• _PROBLEM REQUIREMENTS_:
Copy each line of the data below word for word.

• _Data items_:
^^^^^^^^^^^^^^^^

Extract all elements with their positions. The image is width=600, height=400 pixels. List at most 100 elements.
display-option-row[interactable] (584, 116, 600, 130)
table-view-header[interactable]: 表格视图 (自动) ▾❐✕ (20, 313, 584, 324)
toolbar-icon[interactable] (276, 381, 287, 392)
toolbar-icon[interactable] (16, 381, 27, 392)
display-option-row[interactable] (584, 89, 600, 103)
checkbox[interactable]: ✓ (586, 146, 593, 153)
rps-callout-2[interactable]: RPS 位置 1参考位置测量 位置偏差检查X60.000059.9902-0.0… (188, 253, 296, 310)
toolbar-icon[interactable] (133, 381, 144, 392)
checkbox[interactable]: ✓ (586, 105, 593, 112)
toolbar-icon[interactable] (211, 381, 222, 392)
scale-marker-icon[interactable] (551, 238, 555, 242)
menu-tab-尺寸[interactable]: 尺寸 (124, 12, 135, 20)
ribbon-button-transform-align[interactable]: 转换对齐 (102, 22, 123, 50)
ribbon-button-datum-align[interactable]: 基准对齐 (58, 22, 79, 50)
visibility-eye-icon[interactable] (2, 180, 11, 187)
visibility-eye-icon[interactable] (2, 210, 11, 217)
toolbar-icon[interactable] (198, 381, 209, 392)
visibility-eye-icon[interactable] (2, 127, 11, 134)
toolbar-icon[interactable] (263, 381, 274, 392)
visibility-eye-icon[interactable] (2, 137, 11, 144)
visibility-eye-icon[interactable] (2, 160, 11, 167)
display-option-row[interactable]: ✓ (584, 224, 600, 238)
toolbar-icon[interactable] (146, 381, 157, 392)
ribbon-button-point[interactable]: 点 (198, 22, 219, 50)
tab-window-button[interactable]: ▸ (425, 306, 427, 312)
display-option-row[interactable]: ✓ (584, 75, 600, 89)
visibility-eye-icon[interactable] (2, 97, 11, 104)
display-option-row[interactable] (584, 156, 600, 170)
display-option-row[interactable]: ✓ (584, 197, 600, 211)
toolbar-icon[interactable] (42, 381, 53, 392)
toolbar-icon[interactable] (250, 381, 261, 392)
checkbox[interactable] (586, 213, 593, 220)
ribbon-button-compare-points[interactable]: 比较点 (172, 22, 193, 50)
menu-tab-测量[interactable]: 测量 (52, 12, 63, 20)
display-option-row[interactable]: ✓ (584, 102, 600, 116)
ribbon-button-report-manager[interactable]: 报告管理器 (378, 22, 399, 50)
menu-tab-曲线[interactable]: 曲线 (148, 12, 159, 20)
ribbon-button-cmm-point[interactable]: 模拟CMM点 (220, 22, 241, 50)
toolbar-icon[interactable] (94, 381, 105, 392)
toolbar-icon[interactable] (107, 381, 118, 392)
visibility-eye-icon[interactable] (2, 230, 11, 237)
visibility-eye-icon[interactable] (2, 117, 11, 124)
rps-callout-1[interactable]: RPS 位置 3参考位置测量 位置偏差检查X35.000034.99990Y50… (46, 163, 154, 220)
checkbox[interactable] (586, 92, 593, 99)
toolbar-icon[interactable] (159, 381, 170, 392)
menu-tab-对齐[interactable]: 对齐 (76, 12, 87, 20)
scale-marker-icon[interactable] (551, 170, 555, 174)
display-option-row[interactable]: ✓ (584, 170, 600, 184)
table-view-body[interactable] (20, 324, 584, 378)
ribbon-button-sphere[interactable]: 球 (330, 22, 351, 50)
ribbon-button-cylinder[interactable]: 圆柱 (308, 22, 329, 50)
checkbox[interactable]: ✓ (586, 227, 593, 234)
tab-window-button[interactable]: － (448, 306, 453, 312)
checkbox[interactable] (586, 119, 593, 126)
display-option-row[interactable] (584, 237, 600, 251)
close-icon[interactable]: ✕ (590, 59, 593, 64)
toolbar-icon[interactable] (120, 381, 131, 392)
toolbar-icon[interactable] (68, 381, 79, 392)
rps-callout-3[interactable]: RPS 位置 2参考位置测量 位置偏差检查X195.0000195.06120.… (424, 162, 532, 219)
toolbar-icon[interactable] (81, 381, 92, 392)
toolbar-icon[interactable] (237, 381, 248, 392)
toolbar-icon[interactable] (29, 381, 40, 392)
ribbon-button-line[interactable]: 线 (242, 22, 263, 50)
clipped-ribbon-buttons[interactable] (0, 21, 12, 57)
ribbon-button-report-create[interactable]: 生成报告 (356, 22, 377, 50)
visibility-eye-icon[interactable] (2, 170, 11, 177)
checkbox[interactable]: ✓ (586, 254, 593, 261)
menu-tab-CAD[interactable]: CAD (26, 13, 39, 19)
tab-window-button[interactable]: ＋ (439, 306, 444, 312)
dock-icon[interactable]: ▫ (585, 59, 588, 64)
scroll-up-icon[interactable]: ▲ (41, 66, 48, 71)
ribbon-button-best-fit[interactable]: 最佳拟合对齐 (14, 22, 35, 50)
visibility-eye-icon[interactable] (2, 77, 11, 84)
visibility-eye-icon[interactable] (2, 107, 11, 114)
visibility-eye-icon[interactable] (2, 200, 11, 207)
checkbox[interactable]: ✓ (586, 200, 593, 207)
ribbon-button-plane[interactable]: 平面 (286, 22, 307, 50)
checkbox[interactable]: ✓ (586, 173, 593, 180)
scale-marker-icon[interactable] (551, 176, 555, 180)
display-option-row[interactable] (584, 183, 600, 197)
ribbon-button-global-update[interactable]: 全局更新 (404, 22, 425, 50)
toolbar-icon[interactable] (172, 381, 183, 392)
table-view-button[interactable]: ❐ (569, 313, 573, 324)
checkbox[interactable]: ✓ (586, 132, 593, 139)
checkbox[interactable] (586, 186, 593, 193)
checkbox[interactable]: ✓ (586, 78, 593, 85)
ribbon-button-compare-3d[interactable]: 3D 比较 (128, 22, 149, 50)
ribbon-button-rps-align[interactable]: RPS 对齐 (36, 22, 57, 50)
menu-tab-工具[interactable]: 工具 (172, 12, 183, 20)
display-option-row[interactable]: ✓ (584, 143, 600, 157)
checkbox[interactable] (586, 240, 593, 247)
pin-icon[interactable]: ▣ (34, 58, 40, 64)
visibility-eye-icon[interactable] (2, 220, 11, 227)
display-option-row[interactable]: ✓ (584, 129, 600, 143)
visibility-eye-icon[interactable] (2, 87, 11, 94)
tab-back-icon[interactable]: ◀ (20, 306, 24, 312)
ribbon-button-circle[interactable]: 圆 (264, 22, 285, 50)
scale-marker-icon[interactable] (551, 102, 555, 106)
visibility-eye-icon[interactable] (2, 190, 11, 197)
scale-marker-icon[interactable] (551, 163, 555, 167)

^^^^^^^^^^^^^^^^

• _CORRECT RESULT_:
Extract all elements with their positions. The image is width=600, height=400 pixels. List at most 100 elements.
display-option-row[interactable] (584, 116, 600, 130)
table-view-header[interactable]: 表格视图 (自动) ▾❐✕ (20, 313, 584, 324)
toolbar-icon[interactable] (276, 381, 287, 392)
toolbar-icon[interactable] (16, 381, 27, 392)
display-option-row[interactable] (584, 89, 600, 103)
checkbox[interactable]: ✓ (586, 146, 593, 153)
rps-callout-2[interactable]: RPS 位置 1参考位置测量 位置偏差检查X60.000059.9902-0.0… (188, 253, 296, 310)
toolbar-icon[interactable] (133, 381, 144, 392)
checkbox[interactable]: ✓ (586, 105, 593, 112)
toolbar-icon[interactable] (211, 381, 222, 392)
scale-marker-icon[interactable] (551, 238, 555, 242)
menu-tab-尺寸[interactable]: 尺寸 (124, 12, 135, 20)
ribbon-button-transform-align[interactable]: 转换对齐 (102, 22, 123, 50)
ribbon-button-datum-align[interactable]: 基准对齐 (58, 22, 79, 50)
visibility-eye-icon[interactable] (2, 180, 11, 187)
visibility-eye-icon[interactable] (2, 210, 11, 217)
toolbar-icon[interactable] (198, 381, 209, 392)
visibility-eye-icon[interactable] (2, 127, 11, 134)
toolbar-icon[interactable] (263, 381, 274, 392)
visibility-eye-icon[interactable] (2, 137, 11, 144)
visibility-eye-icon[interactable] (2, 160, 11, 167)
display-option-row[interactable]: ✓ (584, 224, 600, 238)
toolbar-icon[interactable] (146, 381, 157, 392)
ribbon-button-point[interactable]: 点 (198, 22, 219, 50)
tab-window-button[interactable]: ▸ (425, 306, 427, 312)
display-option-row[interactable]: ✓ (584, 75, 600, 89)
visibility-eye-icon[interactable] (2, 97, 11, 104)
display-option-row[interactable] (584, 156, 600, 170)
display-option-row[interactable]: ✓ (584, 197, 600, 211)
toolbar-icon[interactable] (42, 381, 53, 392)
toolbar-icon[interactable] (250, 381, 261, 392)
checkbox[interactable] (586, 213, 593, 220)
ribbon-button-compare-points[interactable]: 比较点 (172, 22, 193, 50)
menu-tab-测量[interactable]: 测量 (52, 12, 63, 20)
display-option-row[interactable]: ✓ (584, 102, 600, 116)
ribbon-button-report-manager[interactable]: 报告管理器 (378, 22, 399, 50)
menu-tab-曲线[interactable]: 曲线 (148, 12, 159, 20)
ribbon-button-cmm-point[interactable]: 模拟CMM点 (220, 22, 241, 50)
toolbar-icon[interactable] (94, 381, 105, 392)
toolbar-icon[interactable] (107, 381, 118, 392)
visibility-eye-icon[interactable] (2, 230, 11, 237)
visibility-eye-icon[interactable] (2, 117, 11, 124)
rps-callout-1[interactable]: RPS 位置 3参考位置测量 位置偏差检查X35.000034.99990Y50… (46, 163, 154, 220)
checkbox[interactable] (586, 92, 593, 99)
toolbar-icon[interactable] (159, 381, 170, 392)
menu-tab-对齐[interactable]: 对齐 (76, 12, 87, 20)
scale-marker-icon[interactable] (551, 170, 555, 174)
display-option-row[interactable]: ✓ (584, 170, 600, 184)
table-view-body[interactable] (20, 324, 584, 378)
ribbon-button-sphere[interactable]: 球 (330, 22, 351, 50)
ribbon-button-cylinder[interactable]: 圆柱 (308, 22, 329, 50)
checkbox[interactable]: ✓ (586, 227, 593, 234)
tab-window-button[interactable]: － (448, 306, 453, 312)
checkbox[interactable] (586, 119, 593, 126)
display-option-row[interactable] (584, 237, 600, 251)
close-icon[interactable]: ✕ (590, 59, 593, 64)
toolbar-icon[interactable] (120, 381, 131, 392)
toolbar-icon[interactable] (68, 381, 79, 392)
rps-callout-3[interactable]: RPS 位置 2参考位置测量 位置偏差检查X195.0000195.06120.… (424, 162, 532, 219)
toolbar-icon[interactable] (81, 381, 92, 392)
toolbar-icon[interactable] (237, 381, 248, 392)
toolbar-icon[interactable] (29, 381, 40, 392)
ribbon-button-line[interactable]: 线 (242, 22, 263, 50)
clipped-ribbon-buttons[interactable] (0, 21, 12, 57)
ribbon-button-report-create[interactable]: 生成报告 (356, 22, 377, 50)
visibility-eye-icon[interactable] (2, 170, 11, 177)
checkbox[interactable]: ✓ (586, 254, 593, 261)
menu-tab-CAD[interactable]: CAD (26, 13, 39, 19)
tab-window-button[interactable]: ＋ (439, 306, 444, 312)
dock-icon[interactable]: ▫ (585, 59, 588, 64)
scroll-up-icon[interactable]: ▲ (41, 66, 48, 71)
ribbon-button-best-fit[interactable]: 最佳拟合对齐 (14, 22, 35, 50)
visibility-eye-icon[interactable] (2, 77, 11, 84)
visibility-eye-icon[interactable] (2, 107, 11, 114)
visibility-eye-icon[interactable] (2, 200, 11, 207)
checkbox[interactable]: ✓ (586, 200, 593, 207)
ribbon-button-plane[interactable]: 平面 (286, 22, 307, 50)
checkbox[interactable]: ✓ (586, 173, 593, 180)
scale-marker-icon[interactable] (551, 176, 555, 180)
display-option-row[interactable] (584, 183, 600, 197)
ribbon-button-global-update[interactable]: 全局更新 (404, 22, 425, 50)
toolbar-icon[interactable] (172, 381, 183, 392)
table-view-button[interactable]: ❐ (569, 313, 573, 324)
checkbox[interactable]: ✓ (586, 132, 593, 139)
checkbox[interactable] (586, 186, 593, 193)
checkbox[interactable]: ✓ (586, 78, 593, 85)
ribbon-button-compare-3d[interactable]: 3D 比较 (128, 22, 149, 50)
ribbon-button-rps-align[interactable]: RPS 对齐 (36, 22, 57, 50)
menu-tab-工具[interactable]: 工具 (172, 12, 183, 20)
display-option-row[interactable]: ✓ (584, 143, 600, 157)
checkbox[interactable] (586, 240, 593, 247)
pin-icon[interactable]: ▣ (34, 58, 40, 64)
visibility-eye-icon[interactable] (2, 220, 11, 227)
display-option-row[interactable]: ✓ (584, 129, 600, 143)
visibility-eye-icon[interactable] (2, 87, 11, 94)
tab-back-icon[interactable]: ◀ (20, 306, 24, 312)
ribbon-button-circle[interactable]: 圆 (264, 22, 285, 50)
scale-marker-icon[interactable] (551, 102, 555, 106)
visibility-eye-icon[interactable] (2, 190, 11, 197)
scale-marker-icon[interactable] (551, 163, 555, 167)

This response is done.